Goal: Repeat the entire listing exactly as written.

Data lines:
begin

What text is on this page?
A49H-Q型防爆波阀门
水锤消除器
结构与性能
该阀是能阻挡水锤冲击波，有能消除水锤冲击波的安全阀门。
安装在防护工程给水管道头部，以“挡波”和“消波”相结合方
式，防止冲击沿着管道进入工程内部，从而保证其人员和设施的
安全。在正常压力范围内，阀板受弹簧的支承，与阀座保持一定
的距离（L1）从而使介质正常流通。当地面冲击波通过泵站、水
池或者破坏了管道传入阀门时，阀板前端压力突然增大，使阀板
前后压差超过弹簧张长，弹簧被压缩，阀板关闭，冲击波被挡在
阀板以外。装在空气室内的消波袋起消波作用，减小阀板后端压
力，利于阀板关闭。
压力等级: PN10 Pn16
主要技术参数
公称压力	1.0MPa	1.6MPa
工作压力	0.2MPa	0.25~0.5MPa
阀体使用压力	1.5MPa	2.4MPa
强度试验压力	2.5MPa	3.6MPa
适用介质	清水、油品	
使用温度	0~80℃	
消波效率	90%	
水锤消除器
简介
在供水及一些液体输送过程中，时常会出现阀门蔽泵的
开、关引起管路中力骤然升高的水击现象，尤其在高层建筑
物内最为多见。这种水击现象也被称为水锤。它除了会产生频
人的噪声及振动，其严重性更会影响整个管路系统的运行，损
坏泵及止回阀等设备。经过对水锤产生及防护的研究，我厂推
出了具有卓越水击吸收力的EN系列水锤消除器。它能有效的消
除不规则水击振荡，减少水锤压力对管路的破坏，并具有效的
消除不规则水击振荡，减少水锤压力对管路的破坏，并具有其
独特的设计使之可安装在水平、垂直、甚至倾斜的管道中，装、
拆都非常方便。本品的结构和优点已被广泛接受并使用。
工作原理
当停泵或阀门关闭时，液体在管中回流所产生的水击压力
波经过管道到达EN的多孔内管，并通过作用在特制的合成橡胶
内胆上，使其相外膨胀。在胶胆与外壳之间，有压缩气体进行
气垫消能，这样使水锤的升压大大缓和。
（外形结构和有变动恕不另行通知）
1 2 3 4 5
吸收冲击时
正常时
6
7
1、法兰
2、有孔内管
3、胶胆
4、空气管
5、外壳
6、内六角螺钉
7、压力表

end

Correct output:
What text is on this page?
A49H-Q型防爆波阀门
水锤消除器
结构与性能
该阀是能阻挡水锤冲击波，有能消除水锤冲击波的安全阀门。
安装在防护工程给水管道头部，以“挡波”和“消波”相结合方
式，防止冲击沿着管道进入工程内部，从而保证其人员和设施的
安全。在正常压力范围内，阀板受弹簧的支承，与阀座保持一定
的距离（L1）从而使介质正常流通。当地面冲击波通过泵站、水
池或者破坏了管道传入阀门时，阀板前端压力突然增大，使阀板
前后压差超过弹簧张长，弹簧被压缩，阀板关闭，冲击波被挡在
阀板以外。装在空气室内的消波袋起消波作用，减小阀板后端压
力，利于阀板关闭。
压力等级: PN10 Pn16
主要技术参数
公称压力	1.0MPa	1.6MPa
工作压力	0.2MPa	0.25~0.5MPa
阀体使用压力	1.5MPa	2.4MPa
强度试验压力	2.5MPa	3.6MPa
适用介质	清水、油品	
使用温度	0~80℃	
消波效率	90%	
水锤消除器
简介
在供水及一些液体输送过程中，时常会出现阀门蔽泵的
开、关引起管路中力骤然升高的水击现象，尤其在高层建筑
物内最为多见。这种水击现象也被称为水锤。它除了会产生频
人的噪声及振动，其严重性更会影响整个管路系统的运行，损
坏泵及止回阀等设备。经过对水锤产生及防护的研究，我厂推
出了具有卓越水击吸收力的EN系列水锤消除器。它能有效的消
除不规则水击振荡，减少水锤压力对管路的破坏，并具有效的
消除不规则水击振荡，减少水锤压力对管路的破坏，并具有其
独特的设计使之可安装在水平、垂直、甚至倾斜的管道中，装、
拆都非常方便。本品的结构和优点已被广泛接受并使用。
工作原理
当停泵或阀门关闭时，液体在管中回流所产生的水击压力
波经过管道到达EN的多孔内管，并通过作用在特制的合成橡胶
内胆上，使其相外膨胀。在胶胆与外壳之间，有压缩气体进行
气垫消能，这样使水锤的升压大大缓和。
（外形结构和有变动恕不另行通知）
1 2 3 4 5
吸收冲击时
正常时
6
7
1、法兰
2、有孔内管
3、胶胆
4、空气管
5、外壳
6、内六角螺钉
7、压力表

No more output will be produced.